____ Supplied material
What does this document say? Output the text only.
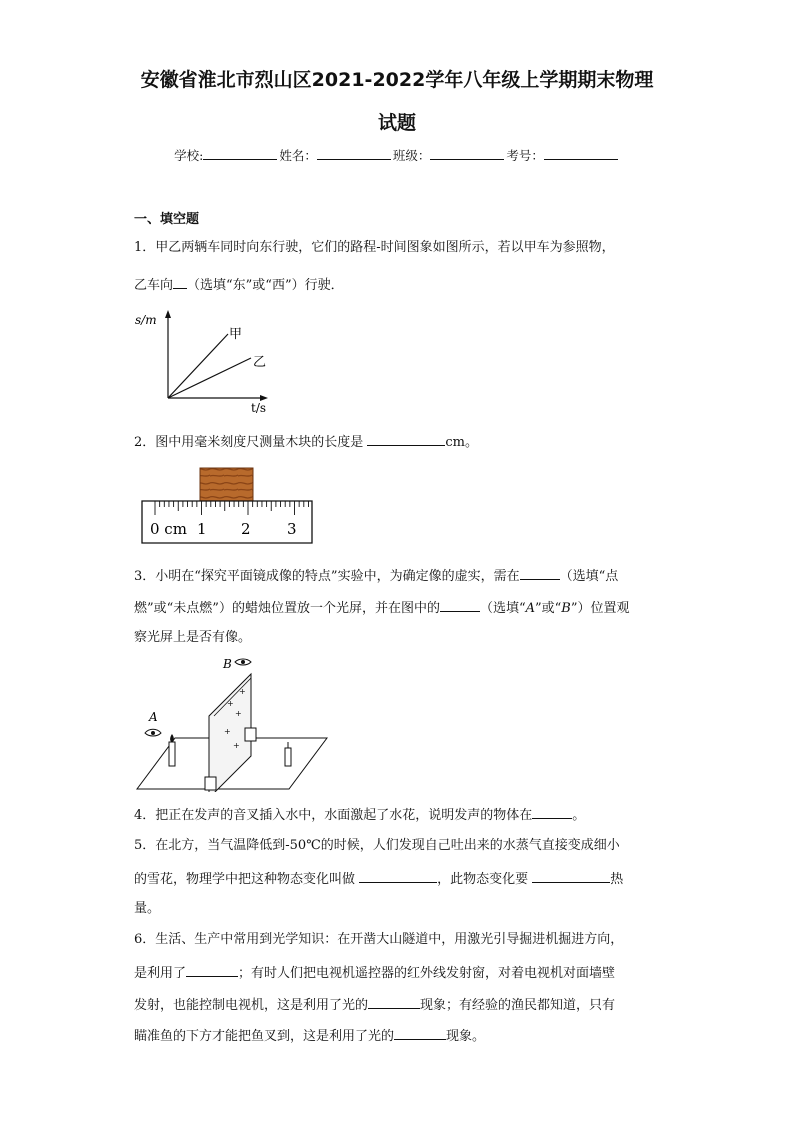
安徽省淮北市烈山区2021-2022学年八年级上学期期末物理
试题
学校:	姓名：	班级：	考号：
一、填空题
1．甲乙两辆车同时向东行驶，它们的路程-时间图象如图所示，若以甲车为参照物，
乙车向 （选填“东”或“西”）行驶．
s/m
t/s
甲
乙
2．图中用毫米刻度尺测量木块的长度是	cm。
0 cm 1 2 3
3．小明在“探究平面镜成像的特点”实验中，为确定像的虚实，需在	（选填“点
燃”或“未点燃”）的蜡烛位置放一个光屏，并在图中的	（选填“A”或“B”）位置观
察光屏上是否有像。
+
+
+
+
+
A
B
4．把正在发声的音叉插入水中，水面激起了水花，说明发声的物体在	。
5．在北方，当气温降低到-50℃的时候，人们发现自己吐出来的水蒸气直接变成细小
的雪花，物理学中把这种物态变化叫做	，此物态变化要	热
量。
6．生活、生产中常用到光学知识：在开凿大山隧道中，用激光引导掘进机掘进方向，
是利用了	；有时人们把电视机遥控器的红外线发射窗，对着电视机对面墙壁
发射，也能控制电视机，这是利用了光的	现象；有经验的渔民都知道，只有
瞄准鱼的下方才能把鱼叉到，这是利用了光的	现象。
________
**Stated goal**
An exact transcription of all the entries is required, without the pictures.

**Written solution**
What does this document say? Output the text only.
安徽省淮北市烈山区2021-2022学年八年级上学期期末物理
试题
学校:	姓名：	班级：	考号：
一、填空题
1．甲乙两辆车同时向东行驶，它们的路程-时间图象如图所示，若以甲车为参照物，
乙车向 （选填“东”或“西”）行驶．
s/m
t/s
甲
乙
2．图中用毫米刻度尺测量木块的长度是	cm。
0 cm 1 2 3
3．小明在“探究平面镜成像的特点”实验中，为确定像的虚实，需在	（选填“点
燃”或“未点燃”）的蜡烛位置放一个光屏，并在图中的	（选填“A”或“B”）位置观
察光屏上是否有像。
+
+
+
+
+
A
B
4．把正在发声的音叉插入水中，水面激起了水花，说明发声的物体在	。
5．在北方，当气温降低到-50℃的时候，人们发现自己吐出来的水蒸气直接变成细小
的雪花，物理学中把这种物态变化叫做	，此物态变化要	热
量。
6．生活、生产中常用到光学知识：在开凿大山隧道中，用激光引导掘进机掘进方向，
是利用了	；有时人们把电视机遥控器的红外线发射窗，对着电视机对面墙壁
发射，也能控制电视机，这是利用了光的	现象；有经验的渔民都知道，只有
瞄准鱼的下方才能把鱼叉到，这是利用了光的	现象。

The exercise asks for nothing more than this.